◆ **Task goal**
The entries are to be returned exactly, with images left out.

______________________________

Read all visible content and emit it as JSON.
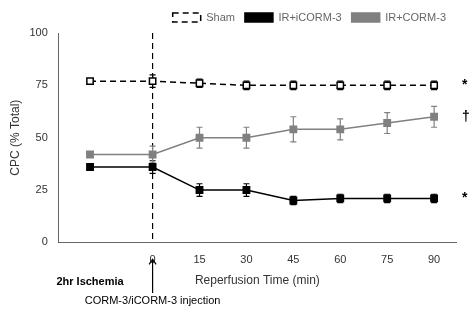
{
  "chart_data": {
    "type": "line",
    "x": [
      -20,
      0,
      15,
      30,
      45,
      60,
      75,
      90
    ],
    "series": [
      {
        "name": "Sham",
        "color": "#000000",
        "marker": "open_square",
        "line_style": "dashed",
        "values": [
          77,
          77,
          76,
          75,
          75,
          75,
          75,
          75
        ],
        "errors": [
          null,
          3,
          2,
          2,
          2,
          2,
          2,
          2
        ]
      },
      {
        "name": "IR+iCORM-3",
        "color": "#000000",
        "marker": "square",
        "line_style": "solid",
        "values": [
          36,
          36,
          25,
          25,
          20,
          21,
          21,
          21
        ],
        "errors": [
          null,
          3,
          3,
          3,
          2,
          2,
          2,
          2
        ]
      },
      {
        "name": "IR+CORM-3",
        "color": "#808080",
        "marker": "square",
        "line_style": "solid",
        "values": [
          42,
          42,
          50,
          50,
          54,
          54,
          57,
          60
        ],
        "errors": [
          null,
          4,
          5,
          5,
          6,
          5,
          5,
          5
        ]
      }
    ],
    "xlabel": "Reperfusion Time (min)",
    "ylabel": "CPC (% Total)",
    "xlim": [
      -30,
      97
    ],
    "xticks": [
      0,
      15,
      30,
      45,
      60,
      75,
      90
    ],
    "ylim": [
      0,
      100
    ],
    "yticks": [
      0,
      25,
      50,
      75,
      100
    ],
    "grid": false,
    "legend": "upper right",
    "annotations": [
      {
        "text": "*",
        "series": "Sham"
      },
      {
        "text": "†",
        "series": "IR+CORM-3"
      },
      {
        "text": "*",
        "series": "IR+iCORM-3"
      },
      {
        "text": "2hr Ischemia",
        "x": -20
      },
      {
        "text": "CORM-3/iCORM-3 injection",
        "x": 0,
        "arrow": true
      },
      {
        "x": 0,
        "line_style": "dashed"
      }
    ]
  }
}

______________________________

◆ **Answer to the problem**
Read all visible content and emit it as JSON.
{
  "chart_data": {
    "type": "line",
    "x": [
      -20,
      0,
      15,
      30,
      45,
      60,
      75,
      90
    ],
    "series": [
      {
        "name": "Sham",
        "color": "#000000",
        "marker": "open_square",
        "line_style": "dashed",
        "values": [
          77,
          77,
          76,
          75,
          75,
          75,
          75,
          75
        ],
        "errors": [
          null,
          3,
          2,
          2,
          2,
          2,
          2,
          2
        ]
      },
      {
        "name": "IR+iCORM-3",
        "color": "#000000",
        "marker": "square",
        "line_style": "solid",
        "values": [
          36,
          36,
          25,
          25,
          20,
          21,
          21,
          21
        ],
        "errors": [
          null,
          3,
          3,
          3,
          2,
          2,
          2,
          2
        ]
      },
      {
        "name": "IR+CORM-3",
        "color": "#808080",
        "marker": "square",
        "line_style": "solid",
        "values": [
          42,
          42,
          50,
          50,
          54,
          54,
          57,
          60
        ],
        "errors": [
          null,
          4,
          5,
          5,
          6,
          5,
          5,
          5
        ]
      }
    ],
    "xlabel": "Reperfusion Time (min)",
    "ylabel": "CPC (% Total)",
    "xlim": [
      -30,
      97
    ],
    "xticks": [
      0,
      15,
      30,
      45,
      60,
      75,
      90
    ],
    "ylim": [
      0,
      100
    ],
    "yticks": [
      0,
      25,
      50,
      75,
      100
    ],
    "grid": false,
    "legend": "upper right",
    "annotations": [
      {
        "text": "*",
        "series": "Sham"
      },
      {
        "text": "†",
        "series": "IR+CORM-3"
      },
      {
        "text": "*",
        "series": "IR+iCORM-3"
      },
      {
        "text": "2hr Ischemia",
        "x": -20
      },
      {
        "text": "CORM-3/iCORM-3 injection",
        "x": 0,
        "arrow": true
      },
      {
        "x": 0,
        "line_style": "dashed"
      }
    ]
  }
}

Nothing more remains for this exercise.